[start of Given data]

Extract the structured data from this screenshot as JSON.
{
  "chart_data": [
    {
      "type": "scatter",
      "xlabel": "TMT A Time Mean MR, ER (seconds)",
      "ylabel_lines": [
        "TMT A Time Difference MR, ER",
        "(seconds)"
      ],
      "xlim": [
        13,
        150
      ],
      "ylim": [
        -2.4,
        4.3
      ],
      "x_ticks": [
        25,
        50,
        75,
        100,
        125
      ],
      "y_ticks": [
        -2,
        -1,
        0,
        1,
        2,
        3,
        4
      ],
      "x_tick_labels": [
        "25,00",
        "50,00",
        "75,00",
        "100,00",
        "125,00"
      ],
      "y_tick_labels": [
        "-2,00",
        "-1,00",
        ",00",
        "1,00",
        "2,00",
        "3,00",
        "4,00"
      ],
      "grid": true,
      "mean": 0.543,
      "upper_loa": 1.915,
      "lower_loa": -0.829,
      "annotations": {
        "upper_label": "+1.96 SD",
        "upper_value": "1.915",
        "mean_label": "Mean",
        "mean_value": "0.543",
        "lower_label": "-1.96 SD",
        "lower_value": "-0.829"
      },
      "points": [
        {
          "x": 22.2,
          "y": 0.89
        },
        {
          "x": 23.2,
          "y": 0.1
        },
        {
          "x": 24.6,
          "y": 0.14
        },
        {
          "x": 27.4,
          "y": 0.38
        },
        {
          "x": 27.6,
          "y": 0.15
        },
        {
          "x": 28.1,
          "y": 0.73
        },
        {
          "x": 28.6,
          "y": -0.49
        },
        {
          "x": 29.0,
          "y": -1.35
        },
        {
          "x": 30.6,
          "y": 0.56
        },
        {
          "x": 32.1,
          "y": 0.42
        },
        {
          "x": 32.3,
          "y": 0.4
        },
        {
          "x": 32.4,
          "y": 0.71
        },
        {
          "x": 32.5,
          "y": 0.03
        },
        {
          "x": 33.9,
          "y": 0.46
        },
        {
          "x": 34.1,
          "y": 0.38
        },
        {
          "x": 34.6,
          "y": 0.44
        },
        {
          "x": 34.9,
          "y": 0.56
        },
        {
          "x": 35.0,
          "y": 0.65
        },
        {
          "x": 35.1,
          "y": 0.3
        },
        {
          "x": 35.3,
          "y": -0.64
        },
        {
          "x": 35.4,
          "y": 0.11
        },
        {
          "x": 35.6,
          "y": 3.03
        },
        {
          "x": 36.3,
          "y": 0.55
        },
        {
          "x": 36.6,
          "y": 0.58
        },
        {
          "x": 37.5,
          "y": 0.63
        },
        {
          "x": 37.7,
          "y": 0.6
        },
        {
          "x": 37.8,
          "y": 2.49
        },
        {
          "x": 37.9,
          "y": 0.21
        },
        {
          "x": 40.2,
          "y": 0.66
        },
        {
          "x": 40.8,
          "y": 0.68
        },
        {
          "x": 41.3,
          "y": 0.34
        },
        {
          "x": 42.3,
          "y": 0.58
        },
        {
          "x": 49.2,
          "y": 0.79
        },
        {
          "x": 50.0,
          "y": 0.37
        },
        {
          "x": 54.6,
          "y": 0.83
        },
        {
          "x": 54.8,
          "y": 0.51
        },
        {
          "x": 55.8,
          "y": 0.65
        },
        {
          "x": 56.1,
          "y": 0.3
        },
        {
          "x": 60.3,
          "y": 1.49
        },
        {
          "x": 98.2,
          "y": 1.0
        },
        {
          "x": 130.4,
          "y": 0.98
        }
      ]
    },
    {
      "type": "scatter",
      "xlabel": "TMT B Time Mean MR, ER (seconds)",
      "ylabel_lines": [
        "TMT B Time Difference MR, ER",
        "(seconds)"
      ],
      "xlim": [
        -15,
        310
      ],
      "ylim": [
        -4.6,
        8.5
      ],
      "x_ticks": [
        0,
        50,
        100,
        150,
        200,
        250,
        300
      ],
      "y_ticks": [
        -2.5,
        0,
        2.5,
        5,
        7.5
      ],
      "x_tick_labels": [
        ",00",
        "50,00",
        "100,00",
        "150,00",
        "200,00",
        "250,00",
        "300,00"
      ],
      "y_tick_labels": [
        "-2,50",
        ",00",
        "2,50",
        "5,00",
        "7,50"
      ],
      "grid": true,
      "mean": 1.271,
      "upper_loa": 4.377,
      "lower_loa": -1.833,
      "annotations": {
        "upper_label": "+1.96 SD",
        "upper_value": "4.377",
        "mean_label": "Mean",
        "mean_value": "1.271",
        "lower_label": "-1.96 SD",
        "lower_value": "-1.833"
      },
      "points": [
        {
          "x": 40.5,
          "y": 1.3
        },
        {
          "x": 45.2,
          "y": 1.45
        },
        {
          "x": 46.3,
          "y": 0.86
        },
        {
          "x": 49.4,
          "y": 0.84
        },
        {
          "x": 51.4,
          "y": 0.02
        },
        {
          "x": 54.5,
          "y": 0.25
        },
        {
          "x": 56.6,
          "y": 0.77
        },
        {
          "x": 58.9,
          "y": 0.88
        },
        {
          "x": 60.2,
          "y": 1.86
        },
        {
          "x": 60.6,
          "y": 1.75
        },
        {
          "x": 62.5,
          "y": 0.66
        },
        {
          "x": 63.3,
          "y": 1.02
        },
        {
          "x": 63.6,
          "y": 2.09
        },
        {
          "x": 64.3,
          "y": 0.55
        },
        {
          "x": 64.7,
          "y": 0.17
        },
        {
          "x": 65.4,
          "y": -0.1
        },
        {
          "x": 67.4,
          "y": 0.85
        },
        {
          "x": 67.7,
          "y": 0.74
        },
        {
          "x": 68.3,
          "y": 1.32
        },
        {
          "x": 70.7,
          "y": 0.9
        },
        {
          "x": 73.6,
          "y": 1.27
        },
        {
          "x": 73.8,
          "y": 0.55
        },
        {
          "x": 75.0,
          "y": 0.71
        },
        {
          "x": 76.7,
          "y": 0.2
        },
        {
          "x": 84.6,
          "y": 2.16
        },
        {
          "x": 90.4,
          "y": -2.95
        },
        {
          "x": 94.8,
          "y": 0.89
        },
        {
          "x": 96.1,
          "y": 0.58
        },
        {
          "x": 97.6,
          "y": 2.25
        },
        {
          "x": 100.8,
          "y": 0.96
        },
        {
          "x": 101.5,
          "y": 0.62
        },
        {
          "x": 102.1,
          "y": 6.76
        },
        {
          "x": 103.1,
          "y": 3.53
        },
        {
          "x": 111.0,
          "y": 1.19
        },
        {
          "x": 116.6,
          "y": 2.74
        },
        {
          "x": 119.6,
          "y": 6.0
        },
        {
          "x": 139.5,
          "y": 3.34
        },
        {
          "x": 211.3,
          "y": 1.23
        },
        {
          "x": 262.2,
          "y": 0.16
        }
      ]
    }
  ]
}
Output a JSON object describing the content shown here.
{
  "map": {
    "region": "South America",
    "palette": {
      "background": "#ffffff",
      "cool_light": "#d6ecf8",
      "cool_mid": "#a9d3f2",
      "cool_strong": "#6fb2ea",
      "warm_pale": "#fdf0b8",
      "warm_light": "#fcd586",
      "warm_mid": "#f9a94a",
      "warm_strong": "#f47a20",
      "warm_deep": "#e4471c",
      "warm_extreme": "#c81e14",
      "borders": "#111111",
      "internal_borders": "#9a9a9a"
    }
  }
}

[end of Given data]

• Exercise details: Pick out each line containing "JSON" and report it.

• Expected output:
Extract the structured data from this screenshot as JSON.
Output a JSON object describing the content shown here.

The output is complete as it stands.